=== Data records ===
start
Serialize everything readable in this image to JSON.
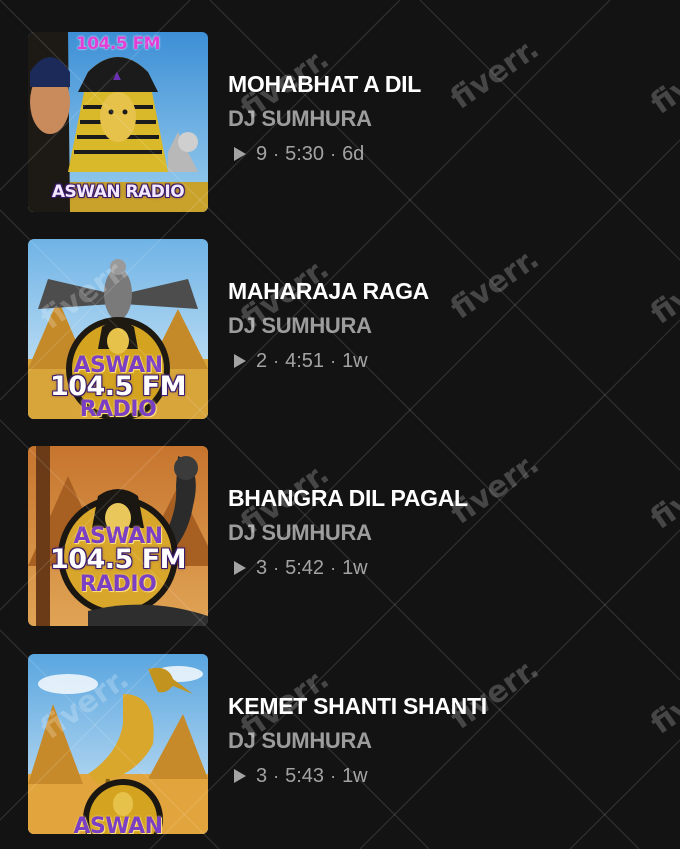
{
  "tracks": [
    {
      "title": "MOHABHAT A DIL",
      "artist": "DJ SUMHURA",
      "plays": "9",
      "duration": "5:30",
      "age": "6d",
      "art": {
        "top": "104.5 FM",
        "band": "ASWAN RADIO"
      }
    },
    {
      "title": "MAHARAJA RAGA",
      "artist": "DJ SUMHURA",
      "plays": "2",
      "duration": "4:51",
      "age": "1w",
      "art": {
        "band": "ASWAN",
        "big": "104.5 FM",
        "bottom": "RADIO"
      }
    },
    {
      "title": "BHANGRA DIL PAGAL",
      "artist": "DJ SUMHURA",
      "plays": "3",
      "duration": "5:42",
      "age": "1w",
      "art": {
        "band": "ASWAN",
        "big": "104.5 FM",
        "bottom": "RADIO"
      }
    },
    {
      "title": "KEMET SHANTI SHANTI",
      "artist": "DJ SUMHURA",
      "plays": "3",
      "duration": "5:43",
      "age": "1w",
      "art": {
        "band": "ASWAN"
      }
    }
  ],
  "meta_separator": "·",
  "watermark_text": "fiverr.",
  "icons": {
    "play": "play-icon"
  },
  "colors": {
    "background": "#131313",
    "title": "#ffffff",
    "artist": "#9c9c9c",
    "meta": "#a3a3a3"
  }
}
end
start
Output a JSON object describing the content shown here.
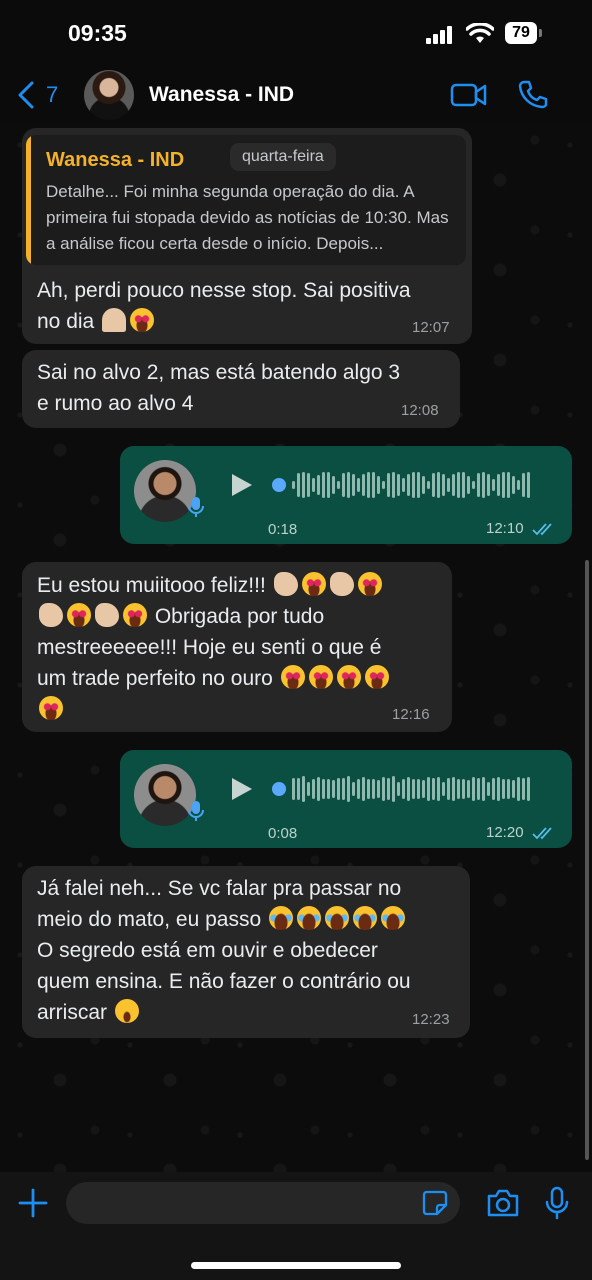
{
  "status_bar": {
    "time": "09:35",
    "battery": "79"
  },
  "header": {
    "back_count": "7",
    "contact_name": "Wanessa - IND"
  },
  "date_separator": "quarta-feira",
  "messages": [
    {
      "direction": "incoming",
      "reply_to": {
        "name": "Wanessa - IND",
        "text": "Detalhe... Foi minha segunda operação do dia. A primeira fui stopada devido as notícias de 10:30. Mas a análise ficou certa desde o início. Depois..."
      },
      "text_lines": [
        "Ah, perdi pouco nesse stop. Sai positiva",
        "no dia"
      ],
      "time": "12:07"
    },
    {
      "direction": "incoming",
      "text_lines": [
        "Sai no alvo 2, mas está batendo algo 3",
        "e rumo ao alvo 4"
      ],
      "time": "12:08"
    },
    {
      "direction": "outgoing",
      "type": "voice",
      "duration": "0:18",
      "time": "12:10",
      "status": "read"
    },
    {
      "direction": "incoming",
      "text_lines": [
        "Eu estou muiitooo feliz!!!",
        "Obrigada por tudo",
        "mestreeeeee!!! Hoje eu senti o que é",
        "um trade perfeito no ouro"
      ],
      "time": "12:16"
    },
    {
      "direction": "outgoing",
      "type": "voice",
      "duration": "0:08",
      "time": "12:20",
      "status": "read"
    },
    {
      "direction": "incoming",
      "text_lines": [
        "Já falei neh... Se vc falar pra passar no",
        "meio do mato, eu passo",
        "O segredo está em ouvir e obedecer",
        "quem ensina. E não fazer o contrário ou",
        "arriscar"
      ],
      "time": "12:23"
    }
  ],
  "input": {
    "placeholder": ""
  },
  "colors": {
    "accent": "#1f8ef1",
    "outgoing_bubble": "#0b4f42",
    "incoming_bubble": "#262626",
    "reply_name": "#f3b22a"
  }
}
end
=== Objective ===
What is the number of lines holding the word "band"? State it alone.

=== Response to this exercise ===
4